*INSTRUCTIONS FOR THE TASK*: Repeat the listing in full, preserving every character.

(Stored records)
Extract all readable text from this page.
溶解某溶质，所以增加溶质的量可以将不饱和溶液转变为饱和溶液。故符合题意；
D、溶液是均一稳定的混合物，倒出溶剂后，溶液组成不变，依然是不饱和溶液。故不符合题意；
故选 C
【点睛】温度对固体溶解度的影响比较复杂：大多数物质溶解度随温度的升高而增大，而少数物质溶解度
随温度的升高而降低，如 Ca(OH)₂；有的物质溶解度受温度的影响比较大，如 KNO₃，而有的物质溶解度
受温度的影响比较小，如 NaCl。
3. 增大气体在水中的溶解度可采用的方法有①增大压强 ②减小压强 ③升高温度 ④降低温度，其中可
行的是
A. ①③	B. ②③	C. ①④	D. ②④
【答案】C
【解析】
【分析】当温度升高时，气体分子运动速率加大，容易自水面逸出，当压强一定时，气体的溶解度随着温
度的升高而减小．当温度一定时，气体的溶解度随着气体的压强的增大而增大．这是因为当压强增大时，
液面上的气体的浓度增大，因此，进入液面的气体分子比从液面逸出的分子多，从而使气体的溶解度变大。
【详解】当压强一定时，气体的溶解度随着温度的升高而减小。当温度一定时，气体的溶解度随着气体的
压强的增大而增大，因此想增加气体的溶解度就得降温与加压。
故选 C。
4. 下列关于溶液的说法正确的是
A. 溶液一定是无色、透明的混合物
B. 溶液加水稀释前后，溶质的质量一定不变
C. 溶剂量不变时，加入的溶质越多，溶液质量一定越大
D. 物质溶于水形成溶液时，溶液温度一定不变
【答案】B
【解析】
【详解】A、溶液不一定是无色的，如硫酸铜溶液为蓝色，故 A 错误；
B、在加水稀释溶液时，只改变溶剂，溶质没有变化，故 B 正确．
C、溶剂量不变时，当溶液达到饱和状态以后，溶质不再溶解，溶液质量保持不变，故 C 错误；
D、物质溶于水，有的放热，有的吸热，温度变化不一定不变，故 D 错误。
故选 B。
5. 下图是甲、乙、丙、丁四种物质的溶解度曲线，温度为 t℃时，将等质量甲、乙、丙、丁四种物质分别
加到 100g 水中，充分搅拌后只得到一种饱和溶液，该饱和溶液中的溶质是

*WRITTEN ANSWER*:
Extract all readable text from this page.
溶解某溶质，所以增加溶质的量可以将不饱和溶液转变为饱和溶液。故符合题意；
D、溶液是均一稳定的混合物，倒出溶剂后，溶液组成不变，依然是不饱和溶液。故不符合题意；
故选 C
【点睛】温度对固体溶解度的影响比较复杂：大多数物质溶解度随温度的升高而增大，而少数物质溶解度
随温度的升高而降低，如 Ca(OH)₂；有的物质溶解度受温度的影响比较大，如 KNO₃，而有的物质溶解度
受温度的影响比较小，如 NaCl。
3. 增大气体在水中的溶解度可采用的方法有①增大压强 ②减小压强 ③升高温度 ④降低温度，其中可
行的是
A. ①③	B. ②③	C. ①④	D. ②④
【答案】C
【解析】
【分析】当温度升高时，气体分子运动速率加大，容易自水面逸出，当压强一定时，气体的溶解度随着温
度的升高而减小．当温度一定时，气体的溶解度随着气体的压强的增大而增大．这是因为当压强增大时，
液面上的气体的浓度增大，因此，进入液面的气体分子比从液面逸出的分子多，从而使气体的溶解度变大。
【详解】当压强一定时，气体的溶解度随着温度的升高而减小。当温度一定时，气体的溶解度随着气体的
压强的增大而增大，因此想增加气体的溶解度就得降温与加压。
故选 C。
4. 下列关于溶液的说法正确的是
A. 溶液一定是无色、透明的混合物
B. 溶液加水稀释前后，溶质的质量一定不变
C. 溶剂量不变时，加入的溶质越多，溶液质量一定越大
D. 物质溶于水形成溶液时，溶液温度一定不变
【答案】B
【解析】
【详解】A、溶液不一定是无色的，如硫酸铜溶液为蓝色，故 A 错误；
B、在加水稀释溶液时，只改变溶剂，溶质没有变化，故 B 正确．
C、溶剂量不变时，当溶液达到饱和状态以后，溶质不再溶解，溶液质量保持不变，故 C 错误；
D、物质溶于水，有的放热，有的吸热，温度变化不一定不变，故 D 错误。
故选 B。
5. 下图是甲、乙、丙、丁四种物质的溶解度曲线，温度为 t℃时，将等质量甲、乙、丙、丁四种物质分别
加到 100g 水中，充分搅拌后只得到一种饱和溶液，该饱和溶液中的溶质是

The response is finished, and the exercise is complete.